[Raw records]
-------
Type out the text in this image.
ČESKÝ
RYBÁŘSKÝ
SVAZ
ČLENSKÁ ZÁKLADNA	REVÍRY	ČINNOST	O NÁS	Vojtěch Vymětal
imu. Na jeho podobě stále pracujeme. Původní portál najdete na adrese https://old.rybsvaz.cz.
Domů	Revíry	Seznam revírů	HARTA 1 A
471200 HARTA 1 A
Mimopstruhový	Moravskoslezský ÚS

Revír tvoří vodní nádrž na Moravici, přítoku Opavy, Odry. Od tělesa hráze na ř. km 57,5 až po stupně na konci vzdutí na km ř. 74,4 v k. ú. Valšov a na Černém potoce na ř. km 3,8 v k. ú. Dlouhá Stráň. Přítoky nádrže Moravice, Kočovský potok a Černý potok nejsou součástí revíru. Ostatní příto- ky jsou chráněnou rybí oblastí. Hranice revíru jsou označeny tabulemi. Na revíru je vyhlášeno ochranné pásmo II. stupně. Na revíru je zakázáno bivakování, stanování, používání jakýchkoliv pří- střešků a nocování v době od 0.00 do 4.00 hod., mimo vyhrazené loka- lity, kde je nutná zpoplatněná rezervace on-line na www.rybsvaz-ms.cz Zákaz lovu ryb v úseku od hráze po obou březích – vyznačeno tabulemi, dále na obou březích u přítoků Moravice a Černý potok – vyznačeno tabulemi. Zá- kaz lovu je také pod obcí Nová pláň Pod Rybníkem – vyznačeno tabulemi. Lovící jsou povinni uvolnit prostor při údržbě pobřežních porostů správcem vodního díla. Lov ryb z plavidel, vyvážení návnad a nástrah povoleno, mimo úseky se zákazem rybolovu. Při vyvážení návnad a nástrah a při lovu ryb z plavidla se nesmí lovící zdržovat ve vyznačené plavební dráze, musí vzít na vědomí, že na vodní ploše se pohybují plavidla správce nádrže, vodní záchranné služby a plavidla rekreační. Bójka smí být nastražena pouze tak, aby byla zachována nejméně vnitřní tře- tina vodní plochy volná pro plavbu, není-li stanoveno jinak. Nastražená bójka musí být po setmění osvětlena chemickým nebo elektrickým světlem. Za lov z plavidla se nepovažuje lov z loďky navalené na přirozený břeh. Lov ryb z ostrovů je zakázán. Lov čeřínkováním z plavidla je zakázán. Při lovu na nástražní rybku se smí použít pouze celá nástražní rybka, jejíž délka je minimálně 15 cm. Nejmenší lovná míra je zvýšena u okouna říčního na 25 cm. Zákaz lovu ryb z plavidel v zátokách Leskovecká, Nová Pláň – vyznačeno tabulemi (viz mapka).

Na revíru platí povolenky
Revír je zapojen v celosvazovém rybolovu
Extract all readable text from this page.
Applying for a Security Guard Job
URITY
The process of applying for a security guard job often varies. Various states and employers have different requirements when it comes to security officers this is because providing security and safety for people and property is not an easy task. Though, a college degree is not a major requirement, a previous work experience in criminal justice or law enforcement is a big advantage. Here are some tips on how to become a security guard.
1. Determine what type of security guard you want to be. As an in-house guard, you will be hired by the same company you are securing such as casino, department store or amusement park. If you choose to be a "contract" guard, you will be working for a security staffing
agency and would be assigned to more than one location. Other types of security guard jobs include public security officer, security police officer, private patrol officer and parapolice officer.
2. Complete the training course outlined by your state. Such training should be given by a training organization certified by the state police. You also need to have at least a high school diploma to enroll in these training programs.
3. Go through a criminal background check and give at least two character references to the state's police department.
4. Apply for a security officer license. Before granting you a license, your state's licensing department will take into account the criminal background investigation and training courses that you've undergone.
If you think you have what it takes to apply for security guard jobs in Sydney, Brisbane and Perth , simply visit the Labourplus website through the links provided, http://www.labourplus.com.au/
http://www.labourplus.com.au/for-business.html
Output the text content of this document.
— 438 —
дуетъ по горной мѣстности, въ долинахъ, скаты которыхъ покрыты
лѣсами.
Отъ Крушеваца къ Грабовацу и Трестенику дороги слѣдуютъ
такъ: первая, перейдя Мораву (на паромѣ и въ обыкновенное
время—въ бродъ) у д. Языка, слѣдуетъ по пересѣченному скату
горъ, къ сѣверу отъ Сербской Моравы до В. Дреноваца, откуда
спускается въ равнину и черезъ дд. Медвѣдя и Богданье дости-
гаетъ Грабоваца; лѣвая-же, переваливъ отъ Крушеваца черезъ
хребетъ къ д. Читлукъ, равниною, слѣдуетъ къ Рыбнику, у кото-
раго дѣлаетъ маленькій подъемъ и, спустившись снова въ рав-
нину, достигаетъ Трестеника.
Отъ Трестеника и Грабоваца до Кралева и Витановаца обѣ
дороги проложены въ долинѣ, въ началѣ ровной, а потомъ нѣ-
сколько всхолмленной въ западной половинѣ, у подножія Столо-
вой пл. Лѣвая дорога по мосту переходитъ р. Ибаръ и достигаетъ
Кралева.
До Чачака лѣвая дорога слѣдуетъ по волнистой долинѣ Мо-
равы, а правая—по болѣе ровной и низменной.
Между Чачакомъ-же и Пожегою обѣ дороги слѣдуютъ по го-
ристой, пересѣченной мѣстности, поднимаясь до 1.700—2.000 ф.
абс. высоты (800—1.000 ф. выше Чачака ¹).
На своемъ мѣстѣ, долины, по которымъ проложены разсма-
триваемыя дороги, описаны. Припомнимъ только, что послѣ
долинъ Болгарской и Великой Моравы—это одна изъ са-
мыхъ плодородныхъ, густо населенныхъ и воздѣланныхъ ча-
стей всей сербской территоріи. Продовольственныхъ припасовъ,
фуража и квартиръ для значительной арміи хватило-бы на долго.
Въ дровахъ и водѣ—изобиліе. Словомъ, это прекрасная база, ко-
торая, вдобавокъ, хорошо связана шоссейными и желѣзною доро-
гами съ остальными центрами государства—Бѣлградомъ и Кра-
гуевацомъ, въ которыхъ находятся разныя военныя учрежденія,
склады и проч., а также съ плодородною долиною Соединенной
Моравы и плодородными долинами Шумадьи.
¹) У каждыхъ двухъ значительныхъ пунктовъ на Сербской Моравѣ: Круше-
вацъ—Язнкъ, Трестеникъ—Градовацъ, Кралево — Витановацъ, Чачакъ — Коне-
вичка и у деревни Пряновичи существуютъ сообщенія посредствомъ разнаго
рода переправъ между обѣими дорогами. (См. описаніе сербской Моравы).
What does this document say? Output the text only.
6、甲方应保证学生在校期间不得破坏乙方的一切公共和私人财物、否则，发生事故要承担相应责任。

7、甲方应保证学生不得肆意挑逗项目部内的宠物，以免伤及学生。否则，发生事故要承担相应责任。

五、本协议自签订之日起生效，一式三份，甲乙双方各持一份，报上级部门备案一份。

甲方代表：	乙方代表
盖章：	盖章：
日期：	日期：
-------
WHAT THIS TASK INVOLVES: Report how many lines of the listing hold the string "черезъ", giving only the number.

OUTPUT OF THE EXERCISE: 2